▶ **Exercise description**
Format each line of the entries below as a JSON list of strings, one string per line. Leave out any blank lines.

## BEGIN Provided entries

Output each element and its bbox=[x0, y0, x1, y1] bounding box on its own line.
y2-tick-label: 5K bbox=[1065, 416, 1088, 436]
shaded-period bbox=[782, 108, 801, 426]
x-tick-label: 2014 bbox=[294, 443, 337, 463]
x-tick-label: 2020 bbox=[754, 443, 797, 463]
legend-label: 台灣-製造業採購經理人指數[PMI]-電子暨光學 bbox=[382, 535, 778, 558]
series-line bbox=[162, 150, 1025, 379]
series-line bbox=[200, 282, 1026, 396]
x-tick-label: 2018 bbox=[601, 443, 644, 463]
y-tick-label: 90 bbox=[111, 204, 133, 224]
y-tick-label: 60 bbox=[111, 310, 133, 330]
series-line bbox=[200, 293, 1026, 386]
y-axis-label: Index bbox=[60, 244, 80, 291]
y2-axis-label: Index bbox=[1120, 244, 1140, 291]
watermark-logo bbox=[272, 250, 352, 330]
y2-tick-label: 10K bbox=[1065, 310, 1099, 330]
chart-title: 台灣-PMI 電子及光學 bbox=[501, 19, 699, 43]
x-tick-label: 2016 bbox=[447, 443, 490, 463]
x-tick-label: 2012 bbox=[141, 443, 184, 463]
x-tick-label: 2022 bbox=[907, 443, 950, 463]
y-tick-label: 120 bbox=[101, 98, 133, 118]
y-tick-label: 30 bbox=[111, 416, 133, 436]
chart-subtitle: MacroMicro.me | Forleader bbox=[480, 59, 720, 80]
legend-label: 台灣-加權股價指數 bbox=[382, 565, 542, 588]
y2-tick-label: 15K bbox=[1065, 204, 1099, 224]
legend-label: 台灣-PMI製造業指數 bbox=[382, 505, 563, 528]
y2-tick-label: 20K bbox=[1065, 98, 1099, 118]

## END Provided entries

▶ **Answer below**
[
  "Output each element and its bbox=[x0, y0, x1, y1] bounding box on its own line.",
  "y2-tick-label: 5K bbox=[1065, 416, 1088, 436]",
  "shaded-period bbox=[782, 108, 801, 426]",
  "x-tick-label: 2014 bbox=[294, 443, 337, 463]",
  "x-tick-label: 2020 bbox=[754, 443, 797, 463]",
  "legend-label: 台灣-製造業採購經理人指數[PMI]-電子暨光學 bbox=[382, 535, 778, 558]",
  "series-line bbox=[162, 150, 1025, 379]",
  "series-line bbox=[200, 282, 1026, 396]",
  "x-tick-label: 2018 bbox=[601, 443, 644, 463]",
  "y-tick-label: 90 bbox=[111, 204, 133, 224]",
  "y-tick-label: 60 bbox=[111, 310, 133, 330]",
  "series-line bbox=[200, 293, 1026, 386]",
  "y-axis-label: Index bbox=[60, 244, 80, 291]",
  "y2-axis-label: Index bbox=[1120, 244, 1140, 291]",
  "watermark-logo bbox=[272, 250, 352, 330]",
  "y2-tick-label: 10K bbox=[1065, 310, 1099, 330]",
  "chart-title: 台灣-PMI 電子及光學 bbox=[501, 19, 699, 43]",
  "x-tick-label: 2016 bbox=[447, 443, 490, 463]",
  "x-tick-label: 2012 bbox=[141, 443, 184, 463]",
  "x-tick-label: 2022 bbox=[907, 443, 950, 463]",
  "y-tick-label: 120 bbox=[101, 98, 133, 118]",
  "y-tick-label: 30 bbox=[111, 416, 133, 436]",
  "chart-subtitle: MacroMicro.me | Forleader bbox=[480, 59, 720, 80]",
  "legend-label: 台灣-加權股價指數 bbox=[382, 565, 542, 588]",
  "y2-tick-label: 15K bbox=[1065, 204, 1099, 224]",
  "legend-label: 台灣-PMI製造業指數 bbox=[382, 505, 563, 528]",
  "y2-tick-label: 20K bbox=[1065, 98, 1099, 118]"
]